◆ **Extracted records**
---+---

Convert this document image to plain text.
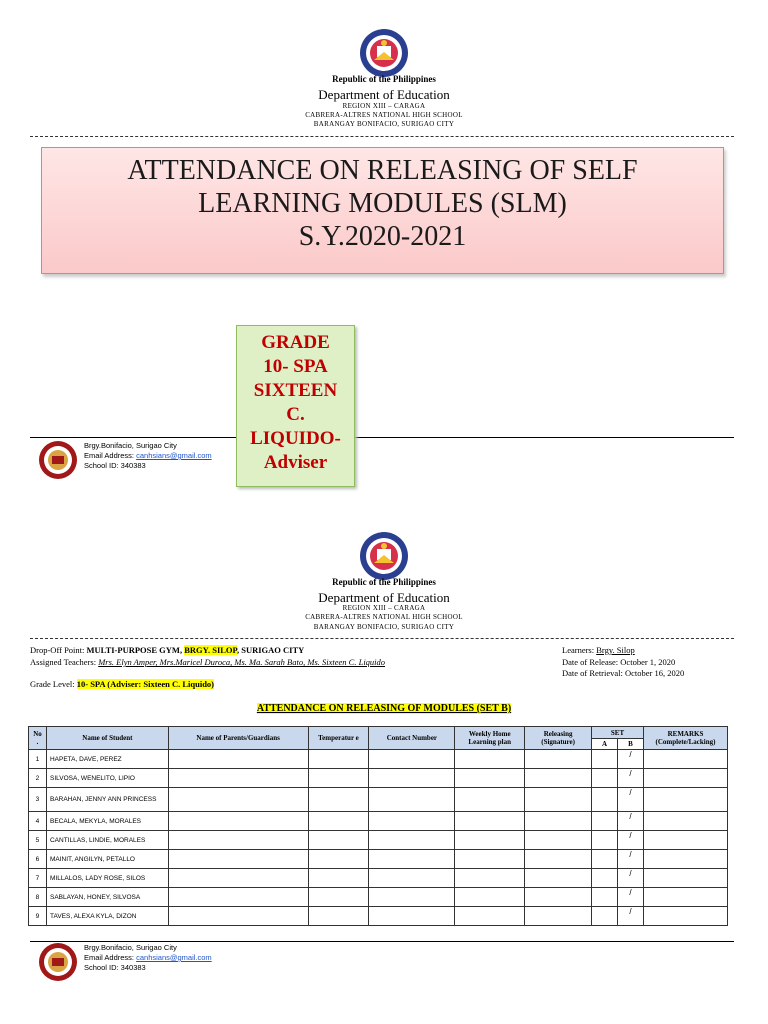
Republic of the Philippines
Department of Education
REGION XIII – CARAGA
CABRERA-ALTRES NATIONAL HIGH SCHOOL
BARANGAY BONIFACIO, SURIGAO CITY
ATTENDANCE ON RELEASING OF SELF
LEARNING MODULES (SLM)
S.Y.2020-2021
GRADE
10- SPA
SIXTEEN
C.
LIQUIDO-
Adviser
Brgy.Bonifacio, Surigao City
Email Address: canhsians@gmail.com
School ID: 340383
Republic of the Philippines
Department of Education
REGION XIII – CARAGA
CABRERA-ALTRES NATIONAL HIGH SCHOOL
BARANGAY BONIFACIO, SURIGAO CITY
Drop-Off Point: MULTI-PURPOSE GYM, BRGY. SILOP, SURIGAO CITY
Assigned Teachers: Mrs. Elyn Amper, Mrs.Maricel Duroca, Ms. Ma. Sarah Bato, Ms. Sixteen C. Liquido
Grade Level: 10- SPA (Adviser: Sixteen C. Liquido)
Learners: Brgy. Silop
Date of Release: October 1, 2020
Date of Retrieval: October 16, 2020
ATTENDANCE ON RELEASING OF MODULES (SET B)
No .	Name of Student	Name of Parents/Guardians	Temperatur e	Contact Number	Weekly Home Learning plan	Releasing (Signature)	SET		REMARKS (Complete/Lacking)
							A	B	
1	HAPETA, DAVE, PEREZ							/	
2	SILVOSA, WENELITO, LIPIO							/	
3	BARAHAN, JENNY ANN PRINCESS							/	
4	BECALA, MEKYLA, MORALES							/	
5	CANTILLAS, LINDIE, MORALES							/	
6	MAINIT, ANGILYN, PETALLO							/	
7	MILLALOS, LADY ROSE, SILOS							/	
8	SABLAYAN, HONEY, SILVOSA							/	
9	TAVES, ALEXA KYLA, DIZON							/	
Brgy.Bonifacio, Surigao City
Email Address: canhsians@gmail.com
School ID: 340383
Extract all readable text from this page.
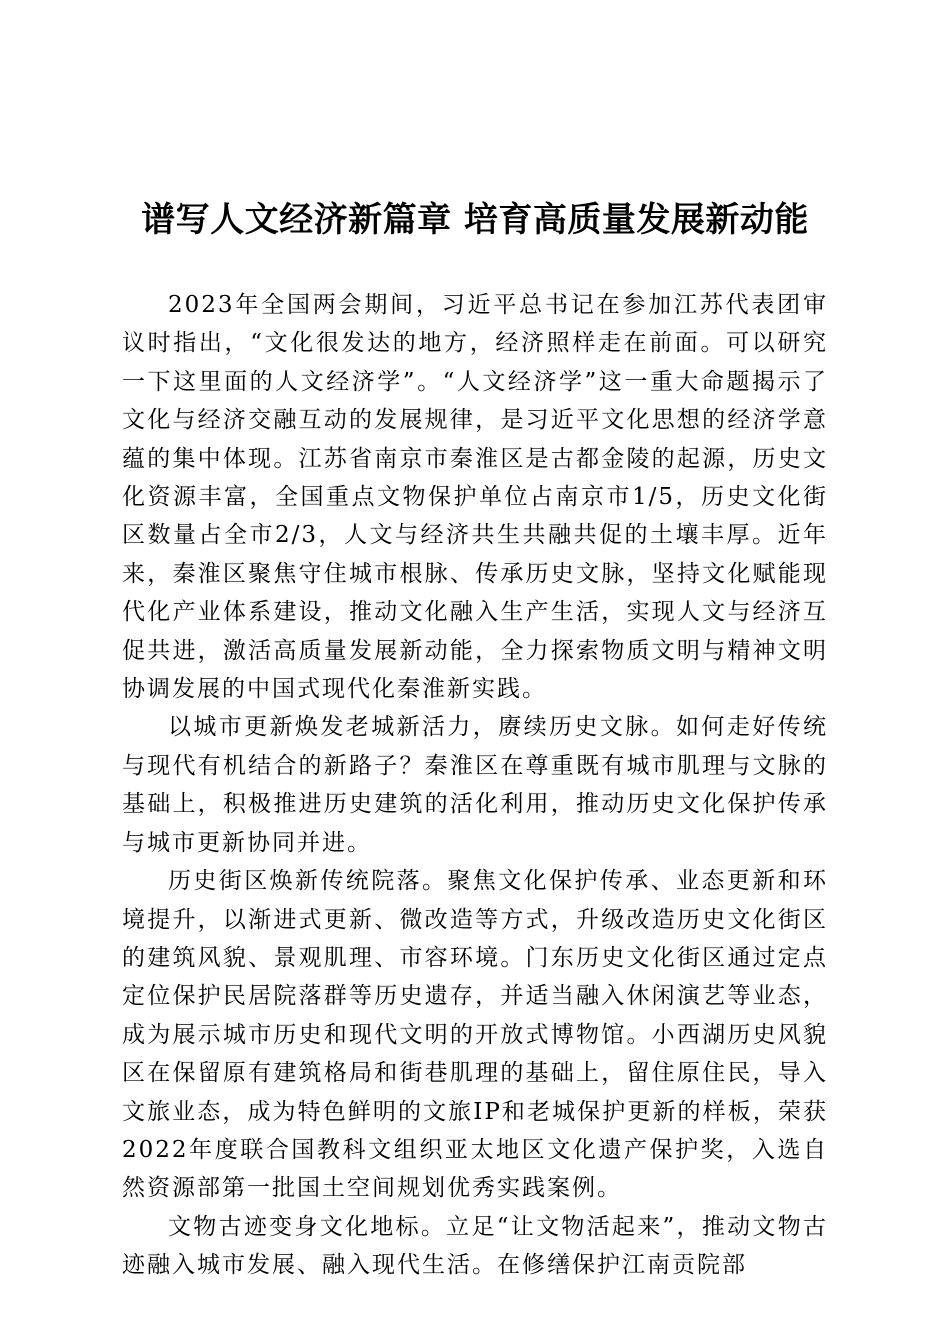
谱写人文经济新篇章 培育高质量发展新动能

2023年全国两会期间，习近平总书记在参加江苏代表团审议时指出，“文化很发达的地方，经济照样走在前面。可以研究一下这里面的人文经济学”。“人文经济学”这一重大命题揭示了文化与经济交融互动的发展规律，是习近平文化思想的经济学意蕴的集中体现。江苏省南京市秦淮区是古都金陵的起源，历史文化资源丰富，全国重点文物保护单位占南京市1/5，历史文化街区数量占全市2/3，人文与经济共生共融共促的土壤丰厚。近年来，秦淮区聚焦守住城市根脉、传承历史文脉，坚持文化赋能现代化产业体系建设，推动文化融入生产生活，实现人文与经济互促共进，激活高质量发展新动能，全力探索物质文明与精神文明协调发展的中国式现代化秦淮新实践。

以城市更新焕发老城新活力，赓续历史文脉。如何走好传统与现代有机结合的新路子？秦淮区在尊重既有城市肌理与文脉的基础上，积极推进历史建筑的活化利用，推动历史文化保护传承与城市更新协同并进。

历史街区焕新传统院落。聚焦文化保护传承、业态更新和环境提升，以渐进式更新、微改造等方式，升级改造历史文化街区的建筑风貌、景观肌理、市容环境。门东历史文化街区通过定点定位保护民居院落群等历史遗存，并适当融入休闲演艺等业态，成为展示城市历史和现代文明的开放式博物馆。小西湖历史风貌区在保留原有建筑格局和街巷肌理的基础上，留住原住民，导入文旅业态，成为特色鲜明的文旅IP和老城保护更新的样板，荣获2022年度联合国教科文组织亚太地区文化遗产保护奖，入选自然资源部第一批国土空间规划优秀实践案例。

文物古迹变身文化地标。立足“让文物活起来”，推动文物古迹融入城市发展、融入现代生活。在修缮保护江南贡院部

---+---

◆ **YOUR INSTRUCTIONS**
List all lines in the material containing the string "text".

◆ **OUTPUT OF THE TASK**
Convert this document image to plain text.
Extract all readable text from this page.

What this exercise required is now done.